[REQUIREMENTS]
Restate every line of the material, word for word.

Excerpts from a figure dataset
——————————
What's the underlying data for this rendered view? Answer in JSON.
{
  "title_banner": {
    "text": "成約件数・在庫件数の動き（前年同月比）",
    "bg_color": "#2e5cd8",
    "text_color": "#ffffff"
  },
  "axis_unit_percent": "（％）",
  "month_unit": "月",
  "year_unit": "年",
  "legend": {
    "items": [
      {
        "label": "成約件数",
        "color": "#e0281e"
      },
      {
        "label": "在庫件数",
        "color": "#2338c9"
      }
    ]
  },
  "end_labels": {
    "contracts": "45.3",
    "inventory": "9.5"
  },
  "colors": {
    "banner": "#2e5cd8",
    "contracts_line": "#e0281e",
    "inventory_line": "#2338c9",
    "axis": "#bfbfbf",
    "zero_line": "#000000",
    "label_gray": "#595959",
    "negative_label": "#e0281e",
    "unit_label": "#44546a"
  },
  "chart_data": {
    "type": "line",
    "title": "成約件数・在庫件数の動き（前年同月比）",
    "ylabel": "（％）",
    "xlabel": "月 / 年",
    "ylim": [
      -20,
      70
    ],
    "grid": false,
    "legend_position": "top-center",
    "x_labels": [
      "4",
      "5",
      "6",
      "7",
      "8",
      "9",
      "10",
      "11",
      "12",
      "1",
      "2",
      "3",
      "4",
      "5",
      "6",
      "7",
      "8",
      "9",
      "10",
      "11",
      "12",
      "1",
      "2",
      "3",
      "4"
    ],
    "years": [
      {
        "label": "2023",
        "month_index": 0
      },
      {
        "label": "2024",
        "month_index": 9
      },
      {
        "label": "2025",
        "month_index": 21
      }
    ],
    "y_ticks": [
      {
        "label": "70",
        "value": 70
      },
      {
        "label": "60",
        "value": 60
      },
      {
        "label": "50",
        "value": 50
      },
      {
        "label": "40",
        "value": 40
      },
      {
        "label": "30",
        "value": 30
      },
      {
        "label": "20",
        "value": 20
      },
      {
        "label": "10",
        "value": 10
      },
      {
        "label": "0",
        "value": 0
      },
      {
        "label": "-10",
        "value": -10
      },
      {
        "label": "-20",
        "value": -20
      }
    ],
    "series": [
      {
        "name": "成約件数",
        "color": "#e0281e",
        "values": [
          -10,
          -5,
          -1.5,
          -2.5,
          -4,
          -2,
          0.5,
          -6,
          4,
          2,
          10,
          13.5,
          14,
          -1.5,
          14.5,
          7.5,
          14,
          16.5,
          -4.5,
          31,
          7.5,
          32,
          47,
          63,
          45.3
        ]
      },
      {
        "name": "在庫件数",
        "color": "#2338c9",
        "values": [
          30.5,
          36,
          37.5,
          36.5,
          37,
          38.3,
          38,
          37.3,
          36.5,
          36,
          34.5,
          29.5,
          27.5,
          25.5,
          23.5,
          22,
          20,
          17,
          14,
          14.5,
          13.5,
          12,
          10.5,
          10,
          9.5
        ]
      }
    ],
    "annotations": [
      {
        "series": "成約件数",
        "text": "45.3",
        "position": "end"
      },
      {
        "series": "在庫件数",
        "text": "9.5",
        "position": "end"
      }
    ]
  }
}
——————————
[WRITTEN SOLUTION]
What's the underlying data for this rendered view? Answer in JSON.
{
  "title_banner": {
    "text": "成約件数・在庫件数の動き（前年同月比）",
    "bg_color": "#2e5cd8",
    "text_color": "#ffffff"
  },
  "axis_unit_percent": "（％）",
  "month_unit": "月",
  "year_unit": "年",
  "legend": {
    "items": [
      {
        "label": "成約件数",
        "color": "#e0281e"
      },
      {
        "label": "在庫件数",
        "color": "#2338c9"
      }
    ]
  },
  "end_labels": {
    "contracts": "45.3",
    "inventory": "9.5"
  },
  "colors": {
    "banner": "#2e5cd8",
    "contracts_line": "#e0281e",
    "inventory_line": "#2338c9",
    "axis": "#bfbfbf",
    "zero_line": "#000000",
    "label_gray": "#595959",
    "negative_label": "#e0281e",
    "unit_label": "#44546a"
  },
  "chart_data": {
    "type": "line",
    "title": "成約件数・在庫件数の動き（前年同月比）",
    "ylabel": "（％）",
    "xlabel": "月 / 年",
    "ylim": [
      -20,
      70
    ],
    "grid": false,
    "legend_position": "top-center",
    "x_labels": [
      "4",
      "5",
      "6",
      "7",
      "8",
      "9",
      "10",
      "11",
      "12",
      "1",
      "2",
      "3",
      "4",
      "5",
      "6",
      "7",
      "8",
      "9",
      "10",
      "11",
      "12",
      "1",
      "2",
      "3",
      "4"
    ],
    "years": [
      {
        "label": "2023",
        "month_index": 0
      },
      {
        "label": "2024",
        "month_index": 9
      },
      {
        "label": "2025",
        "month_index": 21
      }
    ],
    "y_ticks": [
      {
        "label": "70",
        "value": 70
      },
      {
        "label": "60",
        "value": 60
      },
      {
        "label": "50",
        "value": 50
      },
      {
        "label": "40",
        "value": 40
      },
      {
        "label": "30",
        "value": 30
      },
      {
        "label": "20",
        "value": 20
      },
      {
        "label": "10",
        "value": 10
      },
      {
        "label": "0",
        "value": 0
      },
      {
        "label": "-10",
        "value": -10
      },
      {
        "label": "-20",
        "value": -20
      }
    ],
    "series": [
      {
        "name": "成約件数",
        "color": "#e0281e",
        "values": [
          -10,
          -5,
          -1.5,
          -2.5,
          -4,
          -2,
          0.5,
          -6,
          4,
          2,
          10,
          13.5,
          14,
          -1.5,
          14.5,
          7.5,
          14,
          16.5,
          -4.5,
          31,
          7.5,
          32,
          47,
          63,
          45.3
        ]
      },
      {
        "name": "在庫件数",
        "color": "#2338c9",
        "values": [
          30.5,
          36,
          37.5,
          36.5,
          37,
          38.3,
          38,
          37.3,
          36.5,
          36,
          34.5,
          29.5,
          27.5,
          25.5,
          23.5,
          22,
          20,
          17,
          14,
          14.5,
          13.5,
          12,
          10.5,
          10,
          9.5
        ]
      }
    ],
    "annotations": [
      {
        "series": "成約件数",
        "text": "45.3",
        "position": "end"
      },
      {
        "series": "在庫件数",
        "text": "9.5",
        "position": "end"
      }
    ]
  }
}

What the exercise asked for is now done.